-------- RECORDS FOR THIS EXERCISE

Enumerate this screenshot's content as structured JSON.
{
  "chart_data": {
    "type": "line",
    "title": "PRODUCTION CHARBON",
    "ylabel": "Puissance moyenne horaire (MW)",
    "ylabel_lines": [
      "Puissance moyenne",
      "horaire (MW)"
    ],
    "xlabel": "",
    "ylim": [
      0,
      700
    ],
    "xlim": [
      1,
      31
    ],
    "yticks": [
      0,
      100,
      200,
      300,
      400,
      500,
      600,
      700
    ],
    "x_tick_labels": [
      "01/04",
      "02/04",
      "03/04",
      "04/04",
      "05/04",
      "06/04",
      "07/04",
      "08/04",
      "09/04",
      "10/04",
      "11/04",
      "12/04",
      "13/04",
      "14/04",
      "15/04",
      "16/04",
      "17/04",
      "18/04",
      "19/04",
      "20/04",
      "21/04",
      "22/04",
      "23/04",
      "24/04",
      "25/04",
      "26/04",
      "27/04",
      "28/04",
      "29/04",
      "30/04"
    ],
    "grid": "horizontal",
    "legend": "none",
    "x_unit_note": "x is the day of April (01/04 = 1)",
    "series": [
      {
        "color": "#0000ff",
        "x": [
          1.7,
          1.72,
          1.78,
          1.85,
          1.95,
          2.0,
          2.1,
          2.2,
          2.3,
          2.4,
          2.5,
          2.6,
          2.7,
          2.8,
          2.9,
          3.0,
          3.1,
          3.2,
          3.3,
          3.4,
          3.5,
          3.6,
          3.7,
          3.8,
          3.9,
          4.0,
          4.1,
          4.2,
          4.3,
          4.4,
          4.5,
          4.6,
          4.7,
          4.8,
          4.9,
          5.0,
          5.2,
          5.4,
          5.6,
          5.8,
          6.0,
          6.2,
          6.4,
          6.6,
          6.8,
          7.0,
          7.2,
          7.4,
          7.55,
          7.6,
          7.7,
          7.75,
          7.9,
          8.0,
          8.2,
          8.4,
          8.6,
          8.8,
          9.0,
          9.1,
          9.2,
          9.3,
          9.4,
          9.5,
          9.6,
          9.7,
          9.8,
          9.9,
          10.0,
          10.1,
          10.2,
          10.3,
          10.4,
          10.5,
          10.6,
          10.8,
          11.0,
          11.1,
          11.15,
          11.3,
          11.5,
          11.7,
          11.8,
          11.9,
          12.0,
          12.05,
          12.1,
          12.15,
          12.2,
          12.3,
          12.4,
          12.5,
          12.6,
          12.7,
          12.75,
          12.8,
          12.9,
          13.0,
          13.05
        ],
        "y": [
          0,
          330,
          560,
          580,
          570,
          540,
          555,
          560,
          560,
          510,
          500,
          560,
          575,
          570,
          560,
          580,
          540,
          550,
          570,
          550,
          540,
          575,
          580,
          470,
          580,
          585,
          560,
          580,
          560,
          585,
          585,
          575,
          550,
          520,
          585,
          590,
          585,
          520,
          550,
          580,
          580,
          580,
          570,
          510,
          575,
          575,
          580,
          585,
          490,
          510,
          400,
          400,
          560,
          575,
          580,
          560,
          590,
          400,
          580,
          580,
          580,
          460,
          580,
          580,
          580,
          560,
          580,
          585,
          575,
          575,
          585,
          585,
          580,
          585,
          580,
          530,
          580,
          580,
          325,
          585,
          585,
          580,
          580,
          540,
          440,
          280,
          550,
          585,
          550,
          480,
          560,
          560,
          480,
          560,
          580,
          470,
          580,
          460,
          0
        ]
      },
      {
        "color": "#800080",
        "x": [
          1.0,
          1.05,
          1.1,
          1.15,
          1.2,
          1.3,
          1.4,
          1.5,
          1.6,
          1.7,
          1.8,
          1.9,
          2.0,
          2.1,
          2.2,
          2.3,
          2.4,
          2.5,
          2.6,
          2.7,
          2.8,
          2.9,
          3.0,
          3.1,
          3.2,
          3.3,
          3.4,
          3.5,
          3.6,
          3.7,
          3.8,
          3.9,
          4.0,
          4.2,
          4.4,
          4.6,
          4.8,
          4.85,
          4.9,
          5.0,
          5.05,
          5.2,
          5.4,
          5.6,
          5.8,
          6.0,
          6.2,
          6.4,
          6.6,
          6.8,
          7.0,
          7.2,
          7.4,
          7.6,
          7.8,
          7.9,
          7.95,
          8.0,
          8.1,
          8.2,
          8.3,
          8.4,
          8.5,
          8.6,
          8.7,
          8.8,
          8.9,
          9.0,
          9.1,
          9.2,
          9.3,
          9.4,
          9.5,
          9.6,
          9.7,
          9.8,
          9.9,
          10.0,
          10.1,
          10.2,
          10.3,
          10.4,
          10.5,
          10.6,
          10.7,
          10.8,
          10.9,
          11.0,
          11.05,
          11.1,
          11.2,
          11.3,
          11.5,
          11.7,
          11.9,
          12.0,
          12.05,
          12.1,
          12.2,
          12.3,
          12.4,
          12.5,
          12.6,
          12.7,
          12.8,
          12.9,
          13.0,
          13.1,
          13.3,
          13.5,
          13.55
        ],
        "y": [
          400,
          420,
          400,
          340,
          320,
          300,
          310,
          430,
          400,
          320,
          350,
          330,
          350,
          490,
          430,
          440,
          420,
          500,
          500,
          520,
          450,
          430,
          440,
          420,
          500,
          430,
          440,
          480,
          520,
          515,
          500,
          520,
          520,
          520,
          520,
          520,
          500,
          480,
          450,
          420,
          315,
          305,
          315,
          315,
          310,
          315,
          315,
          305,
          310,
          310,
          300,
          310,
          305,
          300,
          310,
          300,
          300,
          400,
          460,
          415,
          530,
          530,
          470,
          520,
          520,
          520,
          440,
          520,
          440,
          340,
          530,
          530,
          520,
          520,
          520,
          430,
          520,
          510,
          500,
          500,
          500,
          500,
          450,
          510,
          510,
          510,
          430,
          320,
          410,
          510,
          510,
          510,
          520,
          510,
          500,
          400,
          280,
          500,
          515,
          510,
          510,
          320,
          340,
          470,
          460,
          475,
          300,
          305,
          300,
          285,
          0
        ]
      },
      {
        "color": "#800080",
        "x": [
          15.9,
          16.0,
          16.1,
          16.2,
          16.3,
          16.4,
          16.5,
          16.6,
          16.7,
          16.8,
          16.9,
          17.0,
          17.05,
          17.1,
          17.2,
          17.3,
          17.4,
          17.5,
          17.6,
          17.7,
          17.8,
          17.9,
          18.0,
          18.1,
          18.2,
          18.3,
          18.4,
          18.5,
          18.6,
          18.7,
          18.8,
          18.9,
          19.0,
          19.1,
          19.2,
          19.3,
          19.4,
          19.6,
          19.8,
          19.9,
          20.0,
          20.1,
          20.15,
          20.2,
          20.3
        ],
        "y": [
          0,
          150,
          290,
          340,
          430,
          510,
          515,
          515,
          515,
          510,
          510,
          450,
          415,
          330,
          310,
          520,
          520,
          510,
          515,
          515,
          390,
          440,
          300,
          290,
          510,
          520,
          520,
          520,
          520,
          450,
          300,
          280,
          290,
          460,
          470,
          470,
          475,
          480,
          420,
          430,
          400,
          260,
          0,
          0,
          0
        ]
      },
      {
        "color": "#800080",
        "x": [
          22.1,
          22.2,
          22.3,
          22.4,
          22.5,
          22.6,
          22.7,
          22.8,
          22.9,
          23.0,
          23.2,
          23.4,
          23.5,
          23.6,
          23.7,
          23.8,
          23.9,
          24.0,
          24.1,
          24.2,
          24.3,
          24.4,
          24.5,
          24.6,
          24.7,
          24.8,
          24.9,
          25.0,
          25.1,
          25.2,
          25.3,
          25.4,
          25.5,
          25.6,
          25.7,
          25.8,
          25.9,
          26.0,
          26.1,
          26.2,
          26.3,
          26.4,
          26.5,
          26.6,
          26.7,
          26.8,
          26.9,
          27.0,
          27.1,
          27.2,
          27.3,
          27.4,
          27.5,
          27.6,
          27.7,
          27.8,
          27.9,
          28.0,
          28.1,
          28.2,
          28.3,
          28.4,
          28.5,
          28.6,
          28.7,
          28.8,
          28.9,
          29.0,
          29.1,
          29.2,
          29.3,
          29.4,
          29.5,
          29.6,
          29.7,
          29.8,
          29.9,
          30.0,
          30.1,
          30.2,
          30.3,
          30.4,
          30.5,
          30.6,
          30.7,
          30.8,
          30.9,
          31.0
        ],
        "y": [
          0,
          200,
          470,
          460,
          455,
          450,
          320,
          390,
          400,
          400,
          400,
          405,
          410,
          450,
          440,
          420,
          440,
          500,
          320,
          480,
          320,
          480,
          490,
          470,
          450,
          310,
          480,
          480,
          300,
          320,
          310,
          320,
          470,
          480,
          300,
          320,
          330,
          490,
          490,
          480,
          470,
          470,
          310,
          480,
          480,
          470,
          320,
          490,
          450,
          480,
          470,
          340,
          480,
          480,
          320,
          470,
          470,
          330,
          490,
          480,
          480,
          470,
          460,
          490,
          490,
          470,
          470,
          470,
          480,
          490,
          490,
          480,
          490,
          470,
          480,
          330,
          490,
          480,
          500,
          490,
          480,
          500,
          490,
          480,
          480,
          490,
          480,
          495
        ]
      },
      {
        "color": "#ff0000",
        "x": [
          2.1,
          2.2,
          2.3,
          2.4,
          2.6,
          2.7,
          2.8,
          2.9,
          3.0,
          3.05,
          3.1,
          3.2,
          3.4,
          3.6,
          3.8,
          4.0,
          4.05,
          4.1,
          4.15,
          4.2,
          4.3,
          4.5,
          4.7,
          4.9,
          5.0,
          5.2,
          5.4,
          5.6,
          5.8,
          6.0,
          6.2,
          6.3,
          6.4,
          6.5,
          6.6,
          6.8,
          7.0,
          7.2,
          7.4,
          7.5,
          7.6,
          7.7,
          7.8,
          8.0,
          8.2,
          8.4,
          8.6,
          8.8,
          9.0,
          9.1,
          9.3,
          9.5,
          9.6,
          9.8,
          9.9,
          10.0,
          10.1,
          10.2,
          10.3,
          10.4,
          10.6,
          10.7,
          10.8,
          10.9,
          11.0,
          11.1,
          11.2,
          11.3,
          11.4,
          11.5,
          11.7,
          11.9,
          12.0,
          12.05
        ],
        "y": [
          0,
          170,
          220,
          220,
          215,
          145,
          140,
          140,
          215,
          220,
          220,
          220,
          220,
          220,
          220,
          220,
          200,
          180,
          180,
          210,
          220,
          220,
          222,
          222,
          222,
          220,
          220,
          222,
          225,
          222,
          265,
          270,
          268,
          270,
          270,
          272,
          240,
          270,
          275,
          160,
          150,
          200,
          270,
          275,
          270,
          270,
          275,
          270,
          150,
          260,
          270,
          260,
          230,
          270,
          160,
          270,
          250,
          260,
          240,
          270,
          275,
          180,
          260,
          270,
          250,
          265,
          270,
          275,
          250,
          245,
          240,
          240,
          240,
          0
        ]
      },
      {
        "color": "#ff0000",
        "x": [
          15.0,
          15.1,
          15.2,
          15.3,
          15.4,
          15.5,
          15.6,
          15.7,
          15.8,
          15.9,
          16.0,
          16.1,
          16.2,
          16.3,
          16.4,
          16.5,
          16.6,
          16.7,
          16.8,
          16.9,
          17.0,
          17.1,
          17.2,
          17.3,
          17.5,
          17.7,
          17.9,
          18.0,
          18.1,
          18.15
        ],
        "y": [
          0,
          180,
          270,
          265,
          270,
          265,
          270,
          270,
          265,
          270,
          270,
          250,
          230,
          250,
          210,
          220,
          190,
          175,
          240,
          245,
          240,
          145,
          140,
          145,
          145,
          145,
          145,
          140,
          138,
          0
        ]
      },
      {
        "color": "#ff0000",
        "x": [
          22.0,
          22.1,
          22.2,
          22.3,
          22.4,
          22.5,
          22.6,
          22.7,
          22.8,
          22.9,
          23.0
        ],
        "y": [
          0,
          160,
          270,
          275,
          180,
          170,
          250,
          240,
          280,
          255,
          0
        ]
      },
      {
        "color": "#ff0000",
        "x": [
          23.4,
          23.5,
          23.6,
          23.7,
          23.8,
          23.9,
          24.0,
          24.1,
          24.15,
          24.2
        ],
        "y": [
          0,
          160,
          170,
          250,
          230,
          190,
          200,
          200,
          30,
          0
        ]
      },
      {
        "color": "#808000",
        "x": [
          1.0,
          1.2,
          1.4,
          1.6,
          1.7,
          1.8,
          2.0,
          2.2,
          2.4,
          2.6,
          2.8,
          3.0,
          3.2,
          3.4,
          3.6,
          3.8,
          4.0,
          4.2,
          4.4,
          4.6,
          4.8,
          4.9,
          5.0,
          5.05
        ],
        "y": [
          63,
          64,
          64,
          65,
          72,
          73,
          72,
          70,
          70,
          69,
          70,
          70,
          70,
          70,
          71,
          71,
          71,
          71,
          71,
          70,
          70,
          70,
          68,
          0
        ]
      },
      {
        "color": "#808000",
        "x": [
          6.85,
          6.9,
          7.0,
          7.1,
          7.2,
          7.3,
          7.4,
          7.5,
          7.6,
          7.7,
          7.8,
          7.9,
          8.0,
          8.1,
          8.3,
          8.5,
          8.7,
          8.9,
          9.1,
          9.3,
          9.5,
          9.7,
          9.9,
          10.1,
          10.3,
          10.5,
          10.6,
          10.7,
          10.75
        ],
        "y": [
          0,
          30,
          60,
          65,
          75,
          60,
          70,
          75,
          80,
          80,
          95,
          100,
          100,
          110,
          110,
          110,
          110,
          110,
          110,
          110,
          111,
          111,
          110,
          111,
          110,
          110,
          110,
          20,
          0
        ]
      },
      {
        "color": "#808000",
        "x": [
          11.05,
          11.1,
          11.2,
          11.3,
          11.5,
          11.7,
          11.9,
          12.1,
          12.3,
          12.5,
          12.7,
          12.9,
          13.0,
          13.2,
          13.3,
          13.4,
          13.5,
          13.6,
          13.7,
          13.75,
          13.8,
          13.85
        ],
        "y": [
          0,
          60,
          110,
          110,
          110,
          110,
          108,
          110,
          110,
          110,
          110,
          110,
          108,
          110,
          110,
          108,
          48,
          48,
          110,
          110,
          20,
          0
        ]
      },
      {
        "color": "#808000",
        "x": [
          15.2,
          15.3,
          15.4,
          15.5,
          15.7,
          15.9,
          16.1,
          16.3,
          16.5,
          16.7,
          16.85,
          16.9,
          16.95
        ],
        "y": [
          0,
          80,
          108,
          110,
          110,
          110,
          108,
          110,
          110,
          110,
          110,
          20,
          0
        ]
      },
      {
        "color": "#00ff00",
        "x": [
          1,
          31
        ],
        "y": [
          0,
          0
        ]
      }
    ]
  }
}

----------------

- [WHAT NEEDS TO BE DONE]: In the listing above, locate each line with "moyenne" and copy it.

- [CORRECT OUTPUT]:
    "ylabel": "Puissance moyenne horaire (MW)",
      "Puissance moyenne",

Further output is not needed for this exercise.